-- START OF Exercise data --

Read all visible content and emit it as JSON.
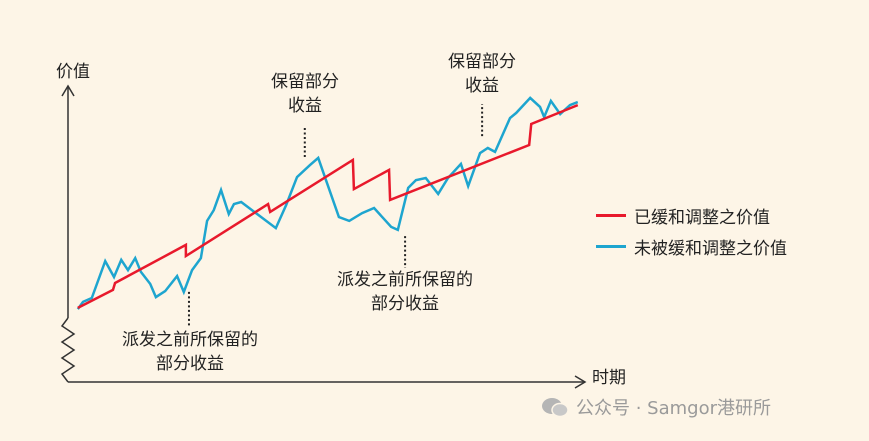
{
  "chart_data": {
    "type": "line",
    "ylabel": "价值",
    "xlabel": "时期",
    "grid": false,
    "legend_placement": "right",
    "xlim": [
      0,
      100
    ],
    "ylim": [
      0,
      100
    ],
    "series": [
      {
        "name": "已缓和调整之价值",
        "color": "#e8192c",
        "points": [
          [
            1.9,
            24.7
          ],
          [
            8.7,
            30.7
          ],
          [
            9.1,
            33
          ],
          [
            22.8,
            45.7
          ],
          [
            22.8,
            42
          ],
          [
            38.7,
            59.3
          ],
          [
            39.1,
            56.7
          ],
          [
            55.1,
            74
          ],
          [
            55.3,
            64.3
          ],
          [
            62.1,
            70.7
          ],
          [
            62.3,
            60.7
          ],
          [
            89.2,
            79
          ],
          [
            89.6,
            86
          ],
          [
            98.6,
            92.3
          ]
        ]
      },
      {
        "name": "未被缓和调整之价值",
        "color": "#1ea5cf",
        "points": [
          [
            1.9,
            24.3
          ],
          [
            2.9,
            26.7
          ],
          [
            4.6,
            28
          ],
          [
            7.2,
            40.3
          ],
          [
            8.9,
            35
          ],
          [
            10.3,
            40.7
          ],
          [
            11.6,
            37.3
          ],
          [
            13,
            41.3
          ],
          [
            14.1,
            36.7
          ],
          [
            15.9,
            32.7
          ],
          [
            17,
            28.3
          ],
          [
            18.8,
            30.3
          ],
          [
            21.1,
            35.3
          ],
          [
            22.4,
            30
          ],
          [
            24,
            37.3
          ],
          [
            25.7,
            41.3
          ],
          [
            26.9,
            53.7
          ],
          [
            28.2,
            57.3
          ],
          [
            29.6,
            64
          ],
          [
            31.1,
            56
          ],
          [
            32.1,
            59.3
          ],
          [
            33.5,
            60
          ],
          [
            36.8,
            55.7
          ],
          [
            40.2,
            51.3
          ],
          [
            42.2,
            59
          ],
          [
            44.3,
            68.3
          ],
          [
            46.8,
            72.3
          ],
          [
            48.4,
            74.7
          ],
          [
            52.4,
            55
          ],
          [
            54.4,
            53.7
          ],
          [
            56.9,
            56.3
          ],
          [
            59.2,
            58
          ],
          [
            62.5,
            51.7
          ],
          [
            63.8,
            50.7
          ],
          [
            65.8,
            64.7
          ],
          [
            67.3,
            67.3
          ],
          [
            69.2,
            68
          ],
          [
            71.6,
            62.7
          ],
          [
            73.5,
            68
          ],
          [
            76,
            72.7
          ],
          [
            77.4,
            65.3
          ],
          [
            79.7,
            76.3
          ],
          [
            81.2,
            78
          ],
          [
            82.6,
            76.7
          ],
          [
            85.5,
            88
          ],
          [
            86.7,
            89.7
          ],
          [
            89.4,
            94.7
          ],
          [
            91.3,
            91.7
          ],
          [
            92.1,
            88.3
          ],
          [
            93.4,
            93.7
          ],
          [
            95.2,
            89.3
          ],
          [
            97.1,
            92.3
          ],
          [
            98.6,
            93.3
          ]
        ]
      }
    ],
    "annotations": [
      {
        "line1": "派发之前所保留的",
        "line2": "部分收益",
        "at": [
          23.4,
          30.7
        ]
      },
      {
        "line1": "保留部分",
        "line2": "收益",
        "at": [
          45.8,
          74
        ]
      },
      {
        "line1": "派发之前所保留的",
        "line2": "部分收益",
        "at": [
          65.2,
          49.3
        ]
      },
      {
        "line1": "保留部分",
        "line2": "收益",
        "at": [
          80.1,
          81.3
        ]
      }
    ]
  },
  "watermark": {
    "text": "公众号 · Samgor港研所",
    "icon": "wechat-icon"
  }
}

-- END OF Exercise data --
-- START OF Exercise data --

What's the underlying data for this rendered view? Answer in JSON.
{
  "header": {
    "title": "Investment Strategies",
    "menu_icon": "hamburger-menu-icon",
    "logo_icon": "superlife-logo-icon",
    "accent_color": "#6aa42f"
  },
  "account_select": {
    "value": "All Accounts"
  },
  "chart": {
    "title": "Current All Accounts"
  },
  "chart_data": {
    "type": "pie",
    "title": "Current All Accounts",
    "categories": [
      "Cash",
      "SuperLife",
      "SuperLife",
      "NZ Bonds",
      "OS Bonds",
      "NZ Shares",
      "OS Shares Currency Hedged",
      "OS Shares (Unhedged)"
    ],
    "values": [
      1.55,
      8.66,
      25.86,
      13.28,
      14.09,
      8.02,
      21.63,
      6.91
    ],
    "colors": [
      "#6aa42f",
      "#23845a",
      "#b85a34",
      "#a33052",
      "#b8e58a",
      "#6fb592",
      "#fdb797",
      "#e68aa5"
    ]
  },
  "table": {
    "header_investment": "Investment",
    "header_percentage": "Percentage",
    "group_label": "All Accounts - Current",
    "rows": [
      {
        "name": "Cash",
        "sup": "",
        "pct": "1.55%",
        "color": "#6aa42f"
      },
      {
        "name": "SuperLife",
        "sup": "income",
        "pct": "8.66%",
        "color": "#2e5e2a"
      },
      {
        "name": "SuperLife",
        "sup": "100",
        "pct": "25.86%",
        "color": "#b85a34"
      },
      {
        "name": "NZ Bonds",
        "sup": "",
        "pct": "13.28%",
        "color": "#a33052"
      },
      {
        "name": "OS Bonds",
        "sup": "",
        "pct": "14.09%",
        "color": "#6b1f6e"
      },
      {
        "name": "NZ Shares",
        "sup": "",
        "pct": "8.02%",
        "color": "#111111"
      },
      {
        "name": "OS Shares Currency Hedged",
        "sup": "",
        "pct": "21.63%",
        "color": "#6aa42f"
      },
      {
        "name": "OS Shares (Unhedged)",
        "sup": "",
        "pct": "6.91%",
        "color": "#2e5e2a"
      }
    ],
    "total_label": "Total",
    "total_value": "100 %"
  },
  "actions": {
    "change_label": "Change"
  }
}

-- END OF Exercise data --

Copy all lines from the listing that contain "icon".

    "icon": "wechat-icon"
    "menu_icon": "hamburger-menu-icon",
    "logo_icon": "superlife-logo-icon",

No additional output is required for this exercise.